▸ **TAREAS A RESOLVER**
(a) Traduce al inglés, por favor, esta oración del texto sobre las ratas: "La Liga Sanitaria no tiene servicio de emergencia para control de plagas."
(b) Copia del texto sobre las ratas todo lo que va desde "Como material inflamable" hasta "la noche anterior.", cambiando "apartamento" por "departamento".

▸ **TEXTO DE PÁGINA**
==*==

Como material inflamable en la hoguera, desparramé la
botella de agua jane en el piso de madera. Necesitaba, de forma esquizofrénica,
asegurar que borraría todas las huellas del infame roedor. Esa noche no dormimos. El apartamento de alguna manera nos expulsaba
y ni siquiera teníamos un recodo donde guarecernos en 35 metros cuadrados.
Perdimos el olor habitual, ese que configura algo parecido a un hogar y no el olor
anómalo similar al de los boliches de día, cuando alguien trapea a lo bandido
los restos de la noche anterior.
Había otra rata. El
miedo había mutado a algo más parecido al asco, a la impotencia, a la suerte de
diciembre, en donde pensás que no te pueden pasar cosas malas, porque es
diciembre. Pero la promesa cristiana del empezar y terminar, no promete
inmunidad anti desgracias. Así que a los avatares que puedan ocurrir en el mes
de las fiestas hay que sumarle preocupaciones tan clásicas de la fecha como reconciliaciones
de familiares distanciados, la fruta abrillantada, la rotura de la heladera el
24, el corderito que no llegó en la encomienda de Young, la sala de espera de
los hospitales, los contestadores soretes en los servicios públicos y papa Noel,
que cada año le emboca menos a los talles desde la casa de salud del Polo
Norte. La Liga Sanitaria no tiene servicio de emergencia para control de plagas.

==*==

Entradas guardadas
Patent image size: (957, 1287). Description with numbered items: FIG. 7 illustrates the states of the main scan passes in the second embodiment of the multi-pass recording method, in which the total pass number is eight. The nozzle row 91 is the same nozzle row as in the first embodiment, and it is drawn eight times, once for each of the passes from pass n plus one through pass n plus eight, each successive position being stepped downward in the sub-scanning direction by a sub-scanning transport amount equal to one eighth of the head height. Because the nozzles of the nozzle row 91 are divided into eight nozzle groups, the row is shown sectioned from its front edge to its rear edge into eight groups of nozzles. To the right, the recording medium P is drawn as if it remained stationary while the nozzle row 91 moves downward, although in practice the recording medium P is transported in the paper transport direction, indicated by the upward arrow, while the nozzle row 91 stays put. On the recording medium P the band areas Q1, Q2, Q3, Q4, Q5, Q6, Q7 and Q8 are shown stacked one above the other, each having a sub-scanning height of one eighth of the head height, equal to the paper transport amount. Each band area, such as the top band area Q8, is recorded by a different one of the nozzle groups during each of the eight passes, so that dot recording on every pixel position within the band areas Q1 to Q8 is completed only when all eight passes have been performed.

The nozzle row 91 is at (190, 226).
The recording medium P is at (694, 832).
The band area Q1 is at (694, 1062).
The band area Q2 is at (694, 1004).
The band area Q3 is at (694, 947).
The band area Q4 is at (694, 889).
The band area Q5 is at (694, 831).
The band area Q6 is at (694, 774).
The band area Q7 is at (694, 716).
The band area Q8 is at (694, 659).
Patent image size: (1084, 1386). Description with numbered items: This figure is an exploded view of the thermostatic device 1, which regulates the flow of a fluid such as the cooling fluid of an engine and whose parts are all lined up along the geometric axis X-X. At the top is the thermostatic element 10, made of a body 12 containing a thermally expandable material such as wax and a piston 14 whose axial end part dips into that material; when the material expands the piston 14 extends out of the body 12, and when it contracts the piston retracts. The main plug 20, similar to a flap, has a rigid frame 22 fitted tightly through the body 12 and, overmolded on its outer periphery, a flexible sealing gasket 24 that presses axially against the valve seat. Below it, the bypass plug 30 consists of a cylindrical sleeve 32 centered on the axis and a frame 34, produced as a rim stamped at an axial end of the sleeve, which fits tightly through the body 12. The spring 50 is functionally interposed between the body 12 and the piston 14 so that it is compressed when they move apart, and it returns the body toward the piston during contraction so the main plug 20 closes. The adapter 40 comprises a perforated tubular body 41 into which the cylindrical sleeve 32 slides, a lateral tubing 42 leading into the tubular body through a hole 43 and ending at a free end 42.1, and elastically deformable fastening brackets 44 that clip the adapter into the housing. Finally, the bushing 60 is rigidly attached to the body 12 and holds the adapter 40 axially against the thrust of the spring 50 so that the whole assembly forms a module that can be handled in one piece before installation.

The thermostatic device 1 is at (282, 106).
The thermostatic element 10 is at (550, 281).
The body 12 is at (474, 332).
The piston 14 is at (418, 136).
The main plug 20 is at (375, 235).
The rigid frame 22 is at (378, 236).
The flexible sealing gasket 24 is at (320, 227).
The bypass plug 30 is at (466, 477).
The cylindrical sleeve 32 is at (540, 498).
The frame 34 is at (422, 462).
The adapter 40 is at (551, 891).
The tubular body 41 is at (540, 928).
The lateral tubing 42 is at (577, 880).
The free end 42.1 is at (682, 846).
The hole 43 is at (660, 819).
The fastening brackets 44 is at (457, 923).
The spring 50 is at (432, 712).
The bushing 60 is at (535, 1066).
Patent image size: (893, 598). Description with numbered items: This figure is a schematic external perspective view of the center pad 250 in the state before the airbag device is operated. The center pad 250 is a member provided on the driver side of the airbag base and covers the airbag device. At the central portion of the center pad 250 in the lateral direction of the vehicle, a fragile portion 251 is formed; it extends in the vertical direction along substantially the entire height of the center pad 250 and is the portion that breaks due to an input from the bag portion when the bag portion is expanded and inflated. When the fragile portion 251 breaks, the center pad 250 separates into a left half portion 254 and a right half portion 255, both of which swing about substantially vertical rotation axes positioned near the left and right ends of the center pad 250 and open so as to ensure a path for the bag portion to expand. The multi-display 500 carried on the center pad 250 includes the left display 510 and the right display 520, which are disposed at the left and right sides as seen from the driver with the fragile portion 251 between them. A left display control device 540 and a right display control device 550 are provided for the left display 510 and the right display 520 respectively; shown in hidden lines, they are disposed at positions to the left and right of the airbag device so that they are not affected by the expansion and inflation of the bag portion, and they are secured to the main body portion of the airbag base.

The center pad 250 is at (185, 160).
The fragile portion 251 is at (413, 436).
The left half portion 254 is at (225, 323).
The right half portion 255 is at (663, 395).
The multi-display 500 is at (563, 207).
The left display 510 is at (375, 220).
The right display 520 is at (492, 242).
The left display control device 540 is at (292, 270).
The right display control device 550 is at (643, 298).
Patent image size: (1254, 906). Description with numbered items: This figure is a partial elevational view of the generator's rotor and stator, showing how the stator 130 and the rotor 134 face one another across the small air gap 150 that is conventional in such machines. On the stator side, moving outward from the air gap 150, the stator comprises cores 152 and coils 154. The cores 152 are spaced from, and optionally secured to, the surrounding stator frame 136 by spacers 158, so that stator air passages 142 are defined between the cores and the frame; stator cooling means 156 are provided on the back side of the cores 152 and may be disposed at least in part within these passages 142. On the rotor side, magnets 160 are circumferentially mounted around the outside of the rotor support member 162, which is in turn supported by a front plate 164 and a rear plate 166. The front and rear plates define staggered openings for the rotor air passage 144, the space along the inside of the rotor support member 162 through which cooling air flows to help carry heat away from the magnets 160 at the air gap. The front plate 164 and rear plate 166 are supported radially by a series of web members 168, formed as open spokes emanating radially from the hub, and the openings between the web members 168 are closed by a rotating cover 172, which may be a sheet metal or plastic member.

==*==

▸ **RESPUESTAS POR NÚMERO**
(a) The Liga Sanitaria has no emergency service for pest control.

(b)
Como material inflamable en la hoguera, desparramé la
botella de agua jane en el piso de madera. Necesitaba, de forma esquizofrénica,
asegurar que borraría todas las huellas del infame roedor. Esa noche no dormimos. El departamento de alguna manera nos expulsaba
y ni siquiera teníamos un recodo donde guarecernos en 35 metros cuadrados.
Perdimos el olor habitual, ese que configura algo parecido a un hogar y no el olor
anómalo similar al de los boliches de día, cuando alguien trapea a lo bandido
los restos de la noche anterior.